TRAVAIL À RÉALISER:
**1)** Répondez à ces questions à partir de l'extrait d'arrêt :
(a) À quelle date la requête a-t-elle été enregistrée ?
(b) Quel est le montant de l'amende ?
(c) Quel tribunal a rendu le jugement n° 0204614 ?
**2)** Résumez l'extrait d'arrêt en deux phrases.
**3)** Traduisez en anglais ce passage de l'extrait d'arrêt : « 1°) d'annuler le jugement n° 0204614 en date du 2 octobre 2006 par lequel le Tribunal administratif de Marseille a rejeté sa demande en décharge de l'amende d'un montant de 3000 euros, mise en recouvrement par un avis n° 2002 05 M 0001, à laquelle il a été assujetti sur le fondement du 1. de l'article 1740 du code général des impôts pour contravention aux dispositions relatives au droit de communication prévu à l'article L. 86 du livre des procédures fiscales ; »

EXTRAIT DE PAGE:
________
France | France, Cour administrative d'appel de Marseille, 3ème chambre - formation à 3, 04 octobre 2007, 06MA03486


Vu la requête, enregistrée le 18 décembre 2006, présentée pour M. Paul-Olivier X, élisant domicile au ..., par Me Allemand ;

M. X demande à la Cour :

1°) d'annuler le jugement n° 0204614 en date du 2 octobre 2006 par lequel le Tribunal administratif de Marseille a rejeté sa demande en décharge de l'amende d'un montant de 3000 euros, mise en recouvrement par un avis n° 2002 05 M 0001, à laquelle il a été assujetti sur le fondement du 1. de l'article 1740 du code général des impôts pour contravention aux dispositions relatives au droit de communication prévu à

l'article L. 86 du livre des procédures fiscales ;

2°) de prononcer la décharg...

Vu la requête, enregistrée le 18 décembre 2006, présentée pour M. Paul-Olivier X, élisant domicile au ..., par Me Allemand ;

M. X demande à la Cour :

1°) d'annuler le jugement n° 0204614 en date du 2 octobre 2006 par lequel le Tribunal administratif de Marseille a rejeté sa demande en décharge de l'amende d'un montant de 3000 euros, mise en recouvrement par un avis n° 2002 05 M 0001, à laquelle il a été assujetti sur le fondement du 1. de l'article 1740 du code général des impôts pour contravention aux dispositions relatives au droit de communication prévu à l'article L. 86 du livre des procédures fiscales ;

2°) de prononcer la décharge demandée ;

…………………………………………………………………………………………..
________
DONNÉES SOURCES:
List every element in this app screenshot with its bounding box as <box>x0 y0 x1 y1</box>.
________
RÉPONSES PAR CONSIGNE:
**1)**
(a) Le 18 décembre 2006.
(b) 3000 euros.
(c) Le Tribunal administratif de Marseille.

**2)** Une requête enregistrée le 18 décembre 2006 a été présentée pour M. Paul-Olivier X devant la Cour administrative d'appel de Marseille. Il demande l'annulation du jugement du 2 octobre 2006 par lequel le Tribunal administratif de Marseille a rejeté sa demande en décharge d'une amende de 3000 euros, ainsi que la décharge de cette amende.

**3)** 1°) to annul judgment No. 0204614 of October 2, 2006, by which the Administrative Court of Marseille rejected his request for discharge of the fine in the amount of 3000 euros, put into collection by notice No. 2002 05 M 0001, to which he was made liable on the basis of paragraph 1 of Article 1740 of the General Tax Code for violating the provisions on the right of communication provided for in Article L. 86 of the Tax Procedures Code;